■ Extract
********************
Run with allocations:

go test -run x -bench . -benchmem -cpu 1

Typical observations on a generic set vs interface set:

1.5×–3× faster for value-type elements.
30–60% less memory.

For a generic concurrent map vs sync.Map with type assertions:

Roughly equal speed.
Similar memory.
Cleaner code — that is the win.

Always run benchmarks on real data shapes, not toy examples.

Common micro-optimizations¶

1. Pre-allocate slices¶

func NewStack[T any]() *Stack[T] {
    return &Stack[T]{items: make([]T, 0, 16)}
}

Saves a few growth-and-copy steps for the first 16 pushes.

2. Pointer to large `T`¶

type Cache[K comparable, V any] struct{ m map[K]V }
// for big V, prefer Cache[K, *V]

Saves on per-Set/Get copies.

3. Avoid unnecessary interface wraps¶

If you have a *Stack[int], do not wrap it in Pusher[int] if you do not need polymorphism.
********************
■ Dataset rows

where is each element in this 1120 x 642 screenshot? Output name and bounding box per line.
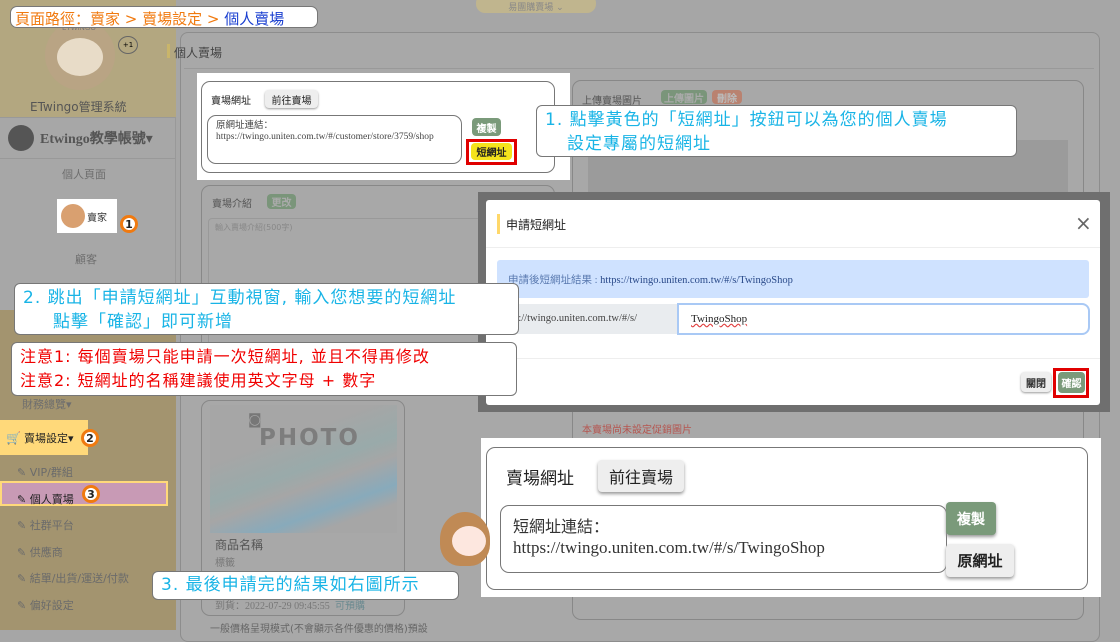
step-badge-2: 2 (81, 429, 99, 447)
step-badge-1: 1 (120, 215, 138, 233)
breadcrumb: 頁面路徑：賣家 > 賣場設定 > 個人賣場 (10, 6, 318, 28)
title-bar-accent (167, 44, 170, 58)
callout-step-2: 2. 跳出「申請短網址」互動視窗, 輸入您想要的短網址 點擊「確認」即可新增 (14, 283, 519, 335)
intro-label: 賣場介紹 (212, 199, 252, 210)
modal-title: 申請短網址 (506, 218, 567, 232)
modal-close-button[interactable]: 關閉 (1021, 372, 1051, 392)
intro-edit-button[interactable]: 更改 (267, 194, 296, 209)
sidebar-item-personal-store[interactable]: ✎ 個人賣場 (17, 487, 129, 514)
sidebar-item-social[interactable]: ✎ 社群平台 (17, 513, 129, 540)
short-url-button[interactable]: 短網址 (471, 143, 512, 160)
delete-image-button[interactable]: 刪除 (712, 90, 742, 105)
photo-text: PHOTO (259, 425, 360, 451)
original-url-label: 原網址連結： (216, 121, 274, 131)
callout-step-3: 3. 最後申請完的結果如右圖所示 (152, 571, 459, 600)
logo-bubble: +1 (118, 36, 138, 54)
personal-page-label: 個人頁面 (62, 168, 106, 181)
modal-footer-divider (486, 358, 1100, 359)
mascot-pointing (440, 512, 490, 566)
result-goto-store-button[interactable]: 前往賣場 (598, 460, 684, 492)
sidebar-finance[interactable]: 財務總覽▾ (22, 396, 72, 412)
copy-button[interactable]: 複製 (472, 118, 501, 136)
short-url-label: 短網址連結： (513, 517, 610, 536)
sidebar-submenu: ✎ VIP/群組 ✎ 個人賣場 ✎ 社群平台 ✎ 供應商 ✎ 結單/出貨/運送/… (17, 460, 129, 620)
seller-avatar-icon (61, 204, 85, 228)
page-title: 個人賣場 (174, 46, 223, 60)
role-customer[interactable]: 顧客 (75, 251, 97, 267)
role-seller[interactable]: 賣家 (57, 199, 117, 233)
breadcrumb-path: 頁面路徑：賣家 > 賣場設定 > (15, 10, 225, 28)
goto-store-button[interactable]: 前往賣場 (265, 90, 318, 108)
result-copy-button[interactable]: 複製 (946, 502, 996, 535)
store-url-label: 賣場網址 (211, 96, 251, 107)
original-url-button[interactable]: 原網址 (946, 544, 1014, 577)
sidebar-item-checkout[interactable]: ✎ 結單/出貨/運送/付款 (17, 566, 129, 593)
product-name: 商品名稱 (215, 538, 264, 552)
original-url-box: 原網址連結： https://twingo.uniten.com.tw/#/cu… (207, 115, 462, 164)
modal-confirm-button[interactable]: 確認 (1058, 372, 1085, 393)
upload-image-button[interactable]: 上傳圖片 (661, 90, 707, 105)
callout-step-1: 1. 點擊黃色的「短網址」按鈕可以為您的個人賣場 設定專屬的短網址 (536, 105, 1017, 157)
account-row[interactable]: Etwingo教學帳號▾ (0, 117, 176, 159)
callout-notes: 注意1: 每個賣場只能申請一次短網址, 並且不得再修改 注意2: 短網址的名稱建議… (11, 342, 517, 396)
short-url-input[interactable]: TwingoShop (677, 303, 1090, 335)
sidebar-store-settings[interactable]: 🛒 賣場設定▾ (0, 420, 88, 455)
account-avatar (8, 125, 34, 151)
url-prefix: ps://twingo.uniten.com.tw/#/s/ (497, 304, 677, 334)
product-tag: 標籤 (215, 558, 235, 569)
sidebar-item-preferences[interactable]: ✎ 偏好設定 (17, 593, 129, 620)
sidebar-item-vip[interactable]: ✎ VIP/群組 (17, 460, 129, 487)
modal-title-accent (497, 214, 500, 234)
no-promo-text: 本賣場尚未設定促銷圖片 (582, 425, 692, 436)
result-alert: 申請後短網址結果 : https://twingo.uniten.com.tw/… (497, 260, 1089, 298)
store-select[interactable]: 易團購賣場 ⌄ (476, 0, 596, 13)
modal-close-icon[interactable]: × (1075, 211, 1092, 235)
modal-divider (486, 247, 1100, 248)
account-name: Etwingo教學帳號▾ (40, 132, 153, 147)
divider (184, 68, 1094, 69)
breadcrumb-current: 個人賣場 (224, 10, 285, 28)
cart-icon: 🛒 (6, 430, 21, 445)
sidebar-item-supplier[interactable]: ✎ 供應商 (17, 540, 129, 567)
result-store-url-label: 賣場網址 (506, 469, 574, 489)
short-url-box: 短網址連結： https://twingo.uniten.com.tw/#/s/… (500, 505, 947, 573)
original-url: https://twingo.uniten.com.tw/#/customer/… (216, 132, 434, 142)
system-name: ETwingo管理系統 (30, 100, 127, 114)
short-url: https://twingo.uniten.com.tw/#/s/TwingoS… (513, 538, 825, 557)
price-mode-text: 一般價格呈現模式(不會顯示各件優惠的價格)預設 (210, 624, 428, 635)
********************
■ The tasks
- A) Print the passage of the Go generics performance text starting with "go test -run" and going on through "Similar memory.".
- B) Carry on the Go generics performance text from the point where it stops.

■ Task responses
- A)
go test -run x -bench . -benchmem -cpu 1

Typical observations on a generic set vs interface set:

1.5×–3× faster for value-type elements.
30–60% less memory.

For a generic concurrent map vs sync.Map with type assertions:

Roughly equal speed.
Similar memory.

- B)
4. Reuse dictionaries¶

Calling many small generic functions in a loop with the same parameter type means the dictionary load happens repeatedly. Where it matters, consider hoisting the call into a non-generic helper.

5. Consider `cmp.Ordered` vs hand-rolled `Numeric`¶

cmp.Ordered is well-optimized in the standard library and recognized by tooling. Custom Numeric interfaces are fine but lose some standard-library affordances.

6. Use `slices` and `maps` packages¶

slices.Index, slices.Sort, maps.Clone are tuned by the standard library and avoid reinventing the wheel.

Compile time and binary size¶

Heavy generic use can:

Increase compile time by 20–50%.
Increase binary size by hundreds of KB.

Each unique gcshape requires its own compiled body. A package using Stack[int], Stack[string], Stack[*User], Stack[*Order] adds two or three bodies (pointers share a shape).

Mitigations:

Avoid creating tiny generic types that exist only to be instantiated once.
Prefer one big generic type with several methods over many small generic types.
For internal-only helpers, sometimes a non-generic specialized version is fine.

If binary size is a concern (embedded targets, lambdas), measure with:

go build -ldflags="-s -w" -o bin ./cmd/...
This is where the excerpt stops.